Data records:
[Begin]
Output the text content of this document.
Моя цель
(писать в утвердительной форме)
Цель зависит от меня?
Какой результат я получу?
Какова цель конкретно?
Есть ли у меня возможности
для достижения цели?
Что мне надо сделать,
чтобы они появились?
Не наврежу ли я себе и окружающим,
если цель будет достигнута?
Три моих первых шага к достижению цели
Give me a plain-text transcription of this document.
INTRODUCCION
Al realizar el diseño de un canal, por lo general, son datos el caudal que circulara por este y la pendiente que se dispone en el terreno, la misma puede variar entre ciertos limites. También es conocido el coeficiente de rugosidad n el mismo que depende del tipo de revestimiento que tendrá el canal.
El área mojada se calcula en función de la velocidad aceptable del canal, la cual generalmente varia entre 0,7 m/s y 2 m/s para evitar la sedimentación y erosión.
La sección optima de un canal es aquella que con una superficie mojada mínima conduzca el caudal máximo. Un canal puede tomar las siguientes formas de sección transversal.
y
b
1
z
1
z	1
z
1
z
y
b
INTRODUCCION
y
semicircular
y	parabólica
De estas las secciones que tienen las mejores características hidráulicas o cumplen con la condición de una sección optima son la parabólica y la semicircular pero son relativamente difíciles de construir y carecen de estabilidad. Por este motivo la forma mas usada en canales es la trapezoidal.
[End]
### [Aim of the exercise]
Nothing should be left out: return all of the records exactly.

### [Correct response]
Output the text content of this document.
Моя цель
(писать в утвердительной форме)
Цель зависит от меня?
Какой результат я получу?
Какова цель конкретно?
Есть ли у меня возможности
для достижения цели?
Что мне надо сделать,
чтобы они появились?
Не наврежу ли я себе и окружающим,
если цель будет достигнута?
Три моих первых шага к достижению цели
Give me a plain-text transcription of this document.
INTRODUCCION
Al realizar el diseño de un canal, por lo general, son datos el caudal que circulara por este y la pendiente que se dispone en el terreno, la misma puede variar entre ciertos limites. También es conocido el coeficiente de rugosidad n el mismo que depende del tipo de revestimiento que tendrá el canal.
El área mojada se calcula en función de la velocidad aceptable del canal, la cual generalmente varia entre 0,7 m/s y 2 m/s para evitar la sedimentación y erosión.
La sección optima de un canal es aquella que con una superficie mojada mínima conduzca el caudal máximo. Un canal puede tomar las siguientes formas de sección transversal.
y
b
1
z
1
z	1
z
1
z
y
b
INTRODUCCION
y
semicircular
y	parabólica
De estas las secciones que tienen las mejores características hidráulicas o cumplen con la condición de una sección optima son la parabólica y la semicircular pero son relativamente difíciles de construir y carecen de estabilidad. Por este motivo la forma mas usada en canales es la trapezoidal.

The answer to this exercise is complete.